### The records

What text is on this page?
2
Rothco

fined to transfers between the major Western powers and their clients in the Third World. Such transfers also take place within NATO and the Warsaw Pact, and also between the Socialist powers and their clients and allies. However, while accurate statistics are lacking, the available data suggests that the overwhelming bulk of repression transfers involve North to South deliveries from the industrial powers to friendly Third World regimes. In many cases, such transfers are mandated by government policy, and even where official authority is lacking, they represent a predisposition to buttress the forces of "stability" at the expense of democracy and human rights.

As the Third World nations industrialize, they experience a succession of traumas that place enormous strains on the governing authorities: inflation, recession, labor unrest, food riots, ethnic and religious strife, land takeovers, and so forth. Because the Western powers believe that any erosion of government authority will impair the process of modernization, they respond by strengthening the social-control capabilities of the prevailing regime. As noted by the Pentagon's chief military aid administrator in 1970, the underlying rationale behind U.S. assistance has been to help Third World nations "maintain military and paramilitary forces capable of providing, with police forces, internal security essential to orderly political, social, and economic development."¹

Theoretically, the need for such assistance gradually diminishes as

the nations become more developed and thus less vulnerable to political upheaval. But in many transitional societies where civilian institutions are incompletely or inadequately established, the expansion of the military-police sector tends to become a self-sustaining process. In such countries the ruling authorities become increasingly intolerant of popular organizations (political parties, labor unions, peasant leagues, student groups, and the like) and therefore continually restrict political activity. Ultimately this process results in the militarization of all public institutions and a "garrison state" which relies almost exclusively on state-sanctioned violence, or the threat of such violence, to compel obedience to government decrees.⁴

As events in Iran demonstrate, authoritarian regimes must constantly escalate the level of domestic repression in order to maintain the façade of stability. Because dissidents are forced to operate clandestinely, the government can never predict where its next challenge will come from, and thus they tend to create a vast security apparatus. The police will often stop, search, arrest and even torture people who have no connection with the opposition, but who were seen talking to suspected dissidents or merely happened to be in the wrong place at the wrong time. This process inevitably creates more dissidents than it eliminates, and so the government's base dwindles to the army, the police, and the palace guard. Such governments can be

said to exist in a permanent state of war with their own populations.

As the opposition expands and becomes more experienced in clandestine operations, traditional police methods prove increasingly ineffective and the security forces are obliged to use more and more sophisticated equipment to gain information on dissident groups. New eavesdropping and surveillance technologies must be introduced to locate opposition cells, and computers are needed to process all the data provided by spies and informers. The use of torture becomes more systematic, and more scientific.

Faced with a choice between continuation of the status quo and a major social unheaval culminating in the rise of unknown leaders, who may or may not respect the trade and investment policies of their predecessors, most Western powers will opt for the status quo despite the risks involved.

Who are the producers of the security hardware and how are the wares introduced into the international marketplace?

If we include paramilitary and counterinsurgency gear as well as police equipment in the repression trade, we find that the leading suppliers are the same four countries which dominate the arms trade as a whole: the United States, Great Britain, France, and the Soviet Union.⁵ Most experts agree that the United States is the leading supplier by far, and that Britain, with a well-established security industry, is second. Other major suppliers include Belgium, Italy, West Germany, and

######

▶ **Task details**: Repeat the listing above exactly, line for line.

▶ **Result below**:
What text is on this page?
2
Rothco

fined to transfers between the major Western powers and their clients in the Third World. Such transfers also take place within NATO and the Warsaw Pact, and also between the Socialist powers and their clients and allies. However, while accurate statistics are lacking, the available data suggests that the overwhelming bulk of repression transfers involve North to South deliveries from the industrial powers to friendly Third World regimes. In many cases, such transfers are mandated by government policy, and even where official authority is lacking, they represent a predisposition to buttress the forces of "stability" at the expense of democracy and human rights.

As the Third World nations industrialize, they experience a succession of traumas that place enormous strains on the governing authorities: inflation, recession, labor unrest, food riots, ethnic and religious strife, land takeovers, and so forth. Because the Western powers believe that any erosion of government authority will impair the process of modernization, they respond by strengthening the social-control capabilities of the prevailing regime. As noted by the Pentagon's chief military aid administrator in 1970, the underlying rationale behind U.S. assistance has been to help Third World nations "maintain military and paramilitary forces capable of providing, with police forces, internal security essential to orderly political, social, and economic development."¹

Theoretically, the need for such assistance gradually diminishes as

the nations become more developed and thus less vulnerable to political upheaval. But in many transitional societies where civilian institutions are incompletely or inadequately established, the expansion of the military-police sector tends to become a self-sustaining process. In such countries the ruling authorities become increasingly intolerant of popular organizations (political parties, labor unions, peasant leagues, student groups, and the like) and therefore continually restrict political activity. Ultimately this process results in the militarization of all public institutions and a "garrison state" which relies almost exclusively on state-sanctioned violence, or the threat of such violence, to compel obedience to government decrees.⁴

As events in Iran demonstrate, authoritarian regimes must constantly escalate the level of domestic repression in order to maintain the façade of stability. Because dissidents are forced to operate clandestinely, the government can never predict where its next challenge will come from, and thus they tend to create a vast security apparatus. The police will often stop, search, arrest and even torture people who have no connection with the opposition, but who were seen talking to suspected dissidents or merely happened to be in the wrong place at the wrong time. This process inevitably creates more dissidents than it eliminates, and so the government's base dwindles to the army, the police, and the palace guard. Such governments can be

said to exist in a permanent state of war with their own populations.

As the opposition expands and becomes more experienced in clandestine operations, traditional police methods prove increasingly ineffective and the security forces are obliged to use more and more sophisticated equipment to gain information on dissident groups. New eavesdropping and surveillance technologies must be introduced to locate opposition cells, and computers are needed to process all the data provided by spies and informers. The use of torture becomes more systematic, and more scientific.

Faced with a choice between continuation of the status quo and a major social unheaval culminating in the rise of unknown leaders, who may or may not respect the trade and investment policies of their predecessors, most Western powers will opt for the status quo despite the risks involved.

Who are the producers of the security hardware and how are the wares introduced into the international marketplace?

If we include paramilitary and counterinsurgency gear as well as police equipment in the repression trade, we find that the leading suppliers are the same four countries which dominate the arms trade as a whole: the United States, Great Britain, France, and the Soviet Union.⁵ Most experts agree that the United States is the leading supplier by far, and that Britain, with a well-established security industry, is second. Other major suppliers include Belgium, Italy, West Germany, and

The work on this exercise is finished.